Task to carry out: Write out the material below again, unchanged.

Figure contents as structured data
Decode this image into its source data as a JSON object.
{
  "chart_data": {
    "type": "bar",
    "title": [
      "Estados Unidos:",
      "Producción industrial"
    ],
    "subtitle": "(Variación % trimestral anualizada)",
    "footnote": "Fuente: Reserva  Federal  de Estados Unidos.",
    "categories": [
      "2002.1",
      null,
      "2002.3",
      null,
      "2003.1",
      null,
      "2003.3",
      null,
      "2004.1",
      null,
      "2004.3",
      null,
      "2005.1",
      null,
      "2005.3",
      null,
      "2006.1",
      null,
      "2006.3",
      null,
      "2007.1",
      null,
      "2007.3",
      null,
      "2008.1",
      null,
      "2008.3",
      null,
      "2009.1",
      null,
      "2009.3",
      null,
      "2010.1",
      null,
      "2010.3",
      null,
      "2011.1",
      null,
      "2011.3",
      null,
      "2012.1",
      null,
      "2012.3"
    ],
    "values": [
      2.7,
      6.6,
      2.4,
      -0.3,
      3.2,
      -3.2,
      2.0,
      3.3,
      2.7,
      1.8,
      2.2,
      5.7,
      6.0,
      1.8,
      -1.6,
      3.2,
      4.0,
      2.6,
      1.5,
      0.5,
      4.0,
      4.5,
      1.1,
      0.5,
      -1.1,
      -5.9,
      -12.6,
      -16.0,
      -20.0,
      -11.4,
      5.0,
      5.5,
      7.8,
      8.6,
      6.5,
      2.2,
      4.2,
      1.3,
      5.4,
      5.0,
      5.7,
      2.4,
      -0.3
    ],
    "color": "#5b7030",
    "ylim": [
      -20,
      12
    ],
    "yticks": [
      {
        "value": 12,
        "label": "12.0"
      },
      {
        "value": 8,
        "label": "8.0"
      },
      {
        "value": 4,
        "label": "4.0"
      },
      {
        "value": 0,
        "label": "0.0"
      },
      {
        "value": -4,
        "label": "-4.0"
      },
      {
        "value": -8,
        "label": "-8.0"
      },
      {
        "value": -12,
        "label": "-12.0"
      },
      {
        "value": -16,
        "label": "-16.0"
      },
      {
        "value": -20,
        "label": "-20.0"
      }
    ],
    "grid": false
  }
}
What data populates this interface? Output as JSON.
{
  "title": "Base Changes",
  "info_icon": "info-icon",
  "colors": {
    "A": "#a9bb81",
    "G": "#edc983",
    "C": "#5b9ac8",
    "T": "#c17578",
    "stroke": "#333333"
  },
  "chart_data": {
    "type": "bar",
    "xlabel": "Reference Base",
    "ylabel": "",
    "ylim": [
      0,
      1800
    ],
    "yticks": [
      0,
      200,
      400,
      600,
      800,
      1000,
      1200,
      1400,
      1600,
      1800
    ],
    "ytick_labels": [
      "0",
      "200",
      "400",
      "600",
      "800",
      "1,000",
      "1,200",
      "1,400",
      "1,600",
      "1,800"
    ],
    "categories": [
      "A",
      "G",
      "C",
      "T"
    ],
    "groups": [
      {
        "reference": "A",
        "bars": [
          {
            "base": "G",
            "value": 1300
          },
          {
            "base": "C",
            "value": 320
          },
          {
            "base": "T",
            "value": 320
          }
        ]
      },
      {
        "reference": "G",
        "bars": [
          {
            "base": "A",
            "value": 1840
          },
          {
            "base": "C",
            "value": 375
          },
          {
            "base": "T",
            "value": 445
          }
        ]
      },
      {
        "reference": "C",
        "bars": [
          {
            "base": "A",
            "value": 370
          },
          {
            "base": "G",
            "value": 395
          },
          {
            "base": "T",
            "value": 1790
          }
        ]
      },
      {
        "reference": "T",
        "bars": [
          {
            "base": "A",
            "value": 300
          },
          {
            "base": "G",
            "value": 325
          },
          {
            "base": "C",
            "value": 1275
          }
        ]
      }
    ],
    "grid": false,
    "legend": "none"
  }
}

Full solution:
Decode this image into its source data as a JSON object.
{
  "chart_data": {
    "type": "bar",
    "title": [
      "Estados Unidos:",
      "Producción industrial"
    ],
    "subtitle": "(Variación % trimestral anualizada)",
    "footnote": "Fuente: Reserva  Federal  de Estados Unidos.",
    "categories": [
      "2002.1",
      null,
      "2002.3",
      null,
      "2003.1",
      null,
      "2003.3",
      null,
      "2004.1",
      null,
      "2004.3",
      null,
      "2005.1",
      null,
      "2005.3",
      null,
      "2006.1",
      null,
      "2006.3",
      null,
      "2007.1",
      null,
      "2007.3",
      null,
      "2008.1",
      null,
      "2008.3",
      null,
      "2009.1",
      null,
      "2009.3",
      null,
      "2010.1",
      null,
      "2010.3",
      null,
      "2011.1",
      null,
      "2011.3",
      null,
      "2012.1",
      null,
      "2012.3"
    ],
    "values": [
      2.7,
      6.6,
      2.4,
      -0.3,
      3.2,
      -3.2,
      2.0,
      3.3,
      2.7,
      1.8,
      2.2,
      5.7,
      6.0,
      1.8,
      -1.6,
      3.2,
      4.0,
      2.6,
      1.5,
      0.5,
      4.0,
      4.5,
      1.1,
      0.5,
      -1.1,
      -5.9,
      -12.6,
      -16.0,
      -20.0,
      -11.4,
      5.0,
      5.5,
      7.8,
      8.6,
      6.5,
      2.2,
      4.2,
      1.3,
      5.4,
      5.0,
      5.7,
      2.4,
      -0.3
    ],
    "color": "#5b7030",
    "ylim": [
      -20,
      12
    ],
    "yticks": [
      {
        "value": 12,
        "label": "12.0"
      },
      {
        "value": 8,
        "label": "8.0"
      },
      {
        "value": 4,
        "label": "4.0"
      },
      {
        "value": 0,
        "label": "0.0"
      },
      {
        "value": -4,
        "label": "-4.0"
      },
      {
        "value": -8,
        "label": "-8.0"
      },
      {
        "value": -12,
        "label": "-12.0"
      },
      {
        "value": -16,
        "label": "-16.0"
      },
      {
        "value": -20,
        "label": "-20.0"
      }
    ],
    "grid": false
  }
}
What data populates this interface? Output as JSON.
{
  "title": "Base Changes",
  "info_icon": "info-icon",
  "colors": {
    "A": "#a9bb81",
    "G": "#edc983",
    "C": "#5b9ac8",
    "T": "#c17578",
    "stroke": "#333333"
  },
  "chart_data": {
    "type": "bar",
    "xlabel": "Reference Base",
    "ylabel": "",
    "ylim": [
      0,
      1800
    ],
    "yticks": [
      0,
      200,
      400,
      600,
      800,
      1000,
      1200,
      1400,
      1600,
      1800
    ],
    "ytick_labels": [
      "0",
      "200",
      "400",
      "600",
      "800",
      "1,000",
      "1,200",
      "1,400",
      "1,600",
      "1,800"
    ],
    "categories": [
      "A",
      "G",
      "C",
      "T"
    ],
    "groups": [
      {
        "reference": "A",
        "bars": [
          {
            "base": "G",
            "value": 1300
          },
          {
            "base": "C",
            "value": 320
          },
          {
            "base": "T",
            "value": 320
          }
        ]
      },
      {
        "reference": "G",
        "bars": [
          {
            "base": "A",
            "value": 1840
          },
          {
            "base": "C",
            "value": 375
          },
          {
            "base": "T",
            "value": 445
          }
        ]
      },
      {
        "reference": "C",
        "bars": [
          {
            "base": "A",
            "value": 370
          },
          {
            "base": "G",
            "value": 395
          },
          {
            "base": "T",
            "value": 1790
          }
        ]
      },
      {
        "reference": "T",
        "bars": [
          {
            "base": "A",
            "value": 300
          },
          {
            "base": "G",
            "value": 325
          },
          {
            "base": "C",
            "value": 1275
          }
        ]
      }
    ],
    "grid": false,
    "legend": "none"
  }
}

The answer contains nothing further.